● ИЗУЧАЕМЫЙ ТЕКСТ
********
Родина! Большое слово. В нем двадцать один миллион квадратных километров и двести миллионов земляков. Но для каждого человека Родина начинается в том селении и в той хате, где он родился. Для нас с тобой — за Днепром, на руднике, в Донбассе. Там наши хаты под седым очеретом— и твоя и моя. Там прошумела наша веселая юность—и моя и твоя. Там степь бескрайна, и небо сурово, и нет на земле парней лучше, чем донбасские парни, и заката красивей, чем закат над копром, и запаха роднее, чем горький, до сладости горький запах угля и дыма. Там мы родились под дымным небом, под глеевой горой; там до сих пор звенит се-ребряной листвой тополь, под которым ты целовал свою первую девушку; там мы плескались с тобой, товарищ, в мелком рудничном ставке, и никто меня не уверит, что в море купаться лучше. Но и спорить об этом не буду ни с одесситом, ни с севастопольцем. Каждому — свое.
Для нас с тобой, товарищ, Родина началась здесь. Здесь начало, а конца ей нет. Она безбрежна. Чем больше мы росли с тобой, тем шире раздвигались ее границы. Больше дорог— больше сердечных зарубок.
Помнишь городок на далекой границе — Ахалцых? Тут мы начали свою красноармейскую службу. Помнишь первую ночь? Мы стояли с тобой на крепостном валу и глядели вниз, на серо-зеленые камни зданий, на плоские крыши, на яблоневые сады, на весь этот непонятный и чужой нам мир, слушали непонятный, чужой говор, скрип арб, рев буйволов и говорили друг другу:
— Ну и забрались мы с тобой! Далеко!
********
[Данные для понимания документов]
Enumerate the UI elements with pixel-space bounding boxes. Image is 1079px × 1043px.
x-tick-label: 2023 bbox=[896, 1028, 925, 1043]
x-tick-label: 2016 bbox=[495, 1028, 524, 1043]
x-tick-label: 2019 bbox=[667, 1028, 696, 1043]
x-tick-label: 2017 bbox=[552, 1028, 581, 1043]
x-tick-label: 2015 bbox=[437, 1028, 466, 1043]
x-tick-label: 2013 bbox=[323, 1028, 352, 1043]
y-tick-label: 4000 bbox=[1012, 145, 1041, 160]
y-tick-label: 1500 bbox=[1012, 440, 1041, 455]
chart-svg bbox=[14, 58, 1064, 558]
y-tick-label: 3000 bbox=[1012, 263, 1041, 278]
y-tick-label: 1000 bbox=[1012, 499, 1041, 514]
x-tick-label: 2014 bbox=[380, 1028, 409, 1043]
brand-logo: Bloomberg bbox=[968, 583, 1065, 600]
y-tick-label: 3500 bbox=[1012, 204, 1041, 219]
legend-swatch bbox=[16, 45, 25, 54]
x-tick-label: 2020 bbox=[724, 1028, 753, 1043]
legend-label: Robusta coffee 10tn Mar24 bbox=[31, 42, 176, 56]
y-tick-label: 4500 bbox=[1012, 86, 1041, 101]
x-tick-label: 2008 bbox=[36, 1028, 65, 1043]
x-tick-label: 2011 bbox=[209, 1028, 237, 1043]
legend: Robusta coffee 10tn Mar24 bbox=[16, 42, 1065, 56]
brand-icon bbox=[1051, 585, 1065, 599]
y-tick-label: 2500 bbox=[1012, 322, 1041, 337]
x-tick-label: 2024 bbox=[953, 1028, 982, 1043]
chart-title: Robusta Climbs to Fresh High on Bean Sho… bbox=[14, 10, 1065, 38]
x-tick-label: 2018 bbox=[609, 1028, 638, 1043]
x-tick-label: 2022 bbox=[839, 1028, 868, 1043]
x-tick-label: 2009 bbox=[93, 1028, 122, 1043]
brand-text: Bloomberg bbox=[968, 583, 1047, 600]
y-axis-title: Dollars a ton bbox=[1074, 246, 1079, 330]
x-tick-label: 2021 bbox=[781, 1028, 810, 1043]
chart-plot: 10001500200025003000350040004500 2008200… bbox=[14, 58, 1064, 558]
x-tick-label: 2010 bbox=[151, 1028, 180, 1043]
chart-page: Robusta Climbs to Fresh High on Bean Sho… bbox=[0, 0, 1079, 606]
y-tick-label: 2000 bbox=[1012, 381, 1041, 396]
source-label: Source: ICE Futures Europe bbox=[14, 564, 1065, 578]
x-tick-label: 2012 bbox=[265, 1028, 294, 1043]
********
● УСЛОВИЕ ЗАДАЧИ
Почему в тексте о Родине отказываются спорить с одесситом и севастопольцем о том, где купаться лучше? Ответьте в одном–трех предложениях.

● РЕШЕНИЕ
Причина названа сразу: «Каждому — свое». Спор касается купания в мелком рудничном ставке, которое в тексте ставится выше купания в море.